[start Extract]
[Edu-sig] Advice: is python suitable?
urnerk at qwest.net
Thu Oct 7 20:28:30 CEST 2004
Hi Peter --
I looked the 3006b.pdf. I don't think enough specifications are provided
regarding what is meant by a "scientific language" before negative judgments
are passed on Java and the scripting languages. I don't immediately trust
that the authors know what they're talking about.
Like this paragraph:
Scripting languages such as Tcl, Perl and Python are not in
themselves scientific languages but can be used to tie together
code in other languages and provide user interfaces.
Way too dismissive. Especially in light of their earlier spec (one of the
few offered): "It is the overall time for writing, debugging and running
that is important." Exactly, and a scripting language may save you a lot of
time in the writing and debugging steps. The runtime speed gains you'd get
from doing the same work in C (or assembler) may be of little consequence in
a typical setting.
Scientific calculations based on real data or constants are usually fine
with IEEE 754 floating point ( http://grouper.ieee.org/groups/754/ ).
Material such as the following, about the peculiarities of binary-based
arithmetic, may belong in any introduction -- I see 3006b.pdf discusses some
of these same topics: http://docs.python.org/tut/node15.html
Anyway, Python is entirely suitable for doing physics computations. There's
also add-on called Numeric that will provide more of the linear algebra and
FFT if you need it (I notice the Forest Basic programs come with a library
procedure for eigenvalues -- Numeric would be the counterpart).
[end Extract]
[start Dataset entries]
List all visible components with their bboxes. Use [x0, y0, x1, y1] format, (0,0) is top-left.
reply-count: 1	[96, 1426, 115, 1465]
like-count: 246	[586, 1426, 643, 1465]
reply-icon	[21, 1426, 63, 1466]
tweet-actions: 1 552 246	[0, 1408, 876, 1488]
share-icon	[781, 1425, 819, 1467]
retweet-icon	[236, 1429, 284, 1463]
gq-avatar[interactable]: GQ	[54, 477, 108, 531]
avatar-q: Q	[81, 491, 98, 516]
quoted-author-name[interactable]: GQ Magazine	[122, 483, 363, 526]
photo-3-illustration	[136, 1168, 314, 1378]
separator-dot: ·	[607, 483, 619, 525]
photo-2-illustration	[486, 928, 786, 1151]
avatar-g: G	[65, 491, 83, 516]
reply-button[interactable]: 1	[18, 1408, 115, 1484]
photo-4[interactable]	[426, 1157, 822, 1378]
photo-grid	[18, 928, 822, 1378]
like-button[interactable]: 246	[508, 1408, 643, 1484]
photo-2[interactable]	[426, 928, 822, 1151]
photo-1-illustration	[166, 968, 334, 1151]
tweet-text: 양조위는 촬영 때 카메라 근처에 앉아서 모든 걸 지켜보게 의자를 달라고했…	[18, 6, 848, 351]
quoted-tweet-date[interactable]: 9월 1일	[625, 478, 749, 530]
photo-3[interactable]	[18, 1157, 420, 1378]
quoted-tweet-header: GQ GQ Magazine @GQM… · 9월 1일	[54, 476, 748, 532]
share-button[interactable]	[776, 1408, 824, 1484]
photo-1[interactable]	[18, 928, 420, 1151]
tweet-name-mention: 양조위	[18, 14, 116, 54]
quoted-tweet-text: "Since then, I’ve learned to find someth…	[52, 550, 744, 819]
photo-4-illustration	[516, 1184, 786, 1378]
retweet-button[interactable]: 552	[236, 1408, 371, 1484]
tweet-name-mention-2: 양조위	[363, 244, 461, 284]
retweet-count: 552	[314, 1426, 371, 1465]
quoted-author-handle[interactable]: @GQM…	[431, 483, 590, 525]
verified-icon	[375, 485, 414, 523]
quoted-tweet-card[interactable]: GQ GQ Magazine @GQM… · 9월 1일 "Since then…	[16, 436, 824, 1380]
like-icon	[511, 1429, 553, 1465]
[end Dataset entries]
### Work to complete
[A] List the scripting languages named in the paragraph that the email quotes.
[B] According to the email, which add-on provides more of the linear algebra and FFT for Python?
[C] Write out the part of the email starting with "Way too dismissive." and going on through "a typical setting.".

### Exercise answers
[A] Tcl, Perl, Python

[B] Numeric

[C]
Way too dismissive. Especially in light of their earlier spec (one of the
few offered): "It is the overall time for writing, debugging and running
that is important." Exactly, and a scripting language may save you a lot of
time in the writing and debugging steps. The runtime speed gains you'd get
from doing the same work in C (or assembler) may be of little consequence in
a typical setting.